** Start of The data **
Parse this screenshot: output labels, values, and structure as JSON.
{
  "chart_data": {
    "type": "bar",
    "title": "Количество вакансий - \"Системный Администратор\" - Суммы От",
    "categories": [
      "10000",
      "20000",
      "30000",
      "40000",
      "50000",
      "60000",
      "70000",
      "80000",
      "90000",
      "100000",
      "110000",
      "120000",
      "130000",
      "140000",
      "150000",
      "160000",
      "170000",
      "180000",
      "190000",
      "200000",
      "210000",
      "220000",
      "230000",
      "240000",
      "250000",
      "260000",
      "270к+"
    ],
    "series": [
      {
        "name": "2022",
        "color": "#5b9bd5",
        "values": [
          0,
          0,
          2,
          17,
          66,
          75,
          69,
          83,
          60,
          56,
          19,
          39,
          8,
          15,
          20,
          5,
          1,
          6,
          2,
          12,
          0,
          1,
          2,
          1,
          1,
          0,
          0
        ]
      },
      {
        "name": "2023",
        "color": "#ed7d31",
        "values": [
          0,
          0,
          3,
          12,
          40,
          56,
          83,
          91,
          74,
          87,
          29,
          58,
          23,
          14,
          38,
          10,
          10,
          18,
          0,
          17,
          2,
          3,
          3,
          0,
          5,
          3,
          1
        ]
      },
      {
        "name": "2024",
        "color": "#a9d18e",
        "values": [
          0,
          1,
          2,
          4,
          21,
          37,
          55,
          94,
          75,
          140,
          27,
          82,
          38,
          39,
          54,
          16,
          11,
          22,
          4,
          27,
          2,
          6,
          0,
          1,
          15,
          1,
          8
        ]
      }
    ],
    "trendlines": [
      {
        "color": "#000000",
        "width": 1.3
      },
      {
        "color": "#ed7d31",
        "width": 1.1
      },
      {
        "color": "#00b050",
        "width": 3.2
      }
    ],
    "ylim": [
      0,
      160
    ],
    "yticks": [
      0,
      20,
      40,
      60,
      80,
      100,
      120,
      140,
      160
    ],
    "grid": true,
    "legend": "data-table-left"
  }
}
** End of The data **
> _Goal_:
Write out the records shown above, exactly as they appear.

> _Answer to the task_:
Parse this screenshot: output labels, values, and structure as JSON.
{
  "chart_data": {
    "type": "bar",
    "title": "Количество вакансий - \"Системный Администратор\" - Суммы От",
    "categories": [
      "10000",
      "20000",
      "30000",
      "40000",
      "50000",
      "60000",
      "70000",
      "80000",
      "90000",
      "100000",
      "110000",
      "120000",
      "130000",
      "140000",
      "150000",
      "160000",
      "170000",
      "180000",
      "190000",
      "200000",
      "210000",
      "220000",
      "230000",
      "240000",
      "250000",
      "260000",
      "270к+"
    ],
    "series": [
      {
        "name": "2022",
        "color": "#5b9bd5",
        "values": [
          0,
          0,
          2,
          17,
          66,
          75,
          69,
          83,
          60,
          56,
          19,
          39,
          8,
          15,
          20,
          5,
          1,
          6,
          2,
          12,
          0,
          1,
          2,
          1,
          1,
          0,
          0
        ]
      },
      {
        "name": "2023",
        "color": "#ed7d31",
        "values": [
          0,
          0,
          3,
          12,
          40,
          56,
          83,
          91,
          74,
          87,
          29,
          58,
          23,
          14,
          38,
          10,
          10,
          18,
          0,
          17,
          2,
          3,
          3,
          0,
          5,
          3,
          1
        ]
      },
      {
        "name": "2024",
        "color": "#a9d18e",
        "values": [
          0,
          1,
          2,
          4,
          21,
          37,
          55,
          94,
          75,
          140,
          27,
          82,
          38,
          39,
          54,
          16,
          11,
          22,
          4,
          27,
          2,
          6,
          0,
          1,
          15,
          1,
          8
        ]
      }
    ],
    "trendlines": [
      {
        "color": "#000000",
        "width": 1.3
      },
      {
        "color": "#ed7d31",
        "width": 1.1
      },
      {
        "color": "#00b050",
        "width": 3.2
      }
    ],
    "ylim": [
      0,
      160
    ],
    "yticks": [
      0,
      20,
      40,
      60,
      80,
      100,
      120,
      140,
      160
    ],
    "grid": true,
    "legend": "data-table-left"
  }
}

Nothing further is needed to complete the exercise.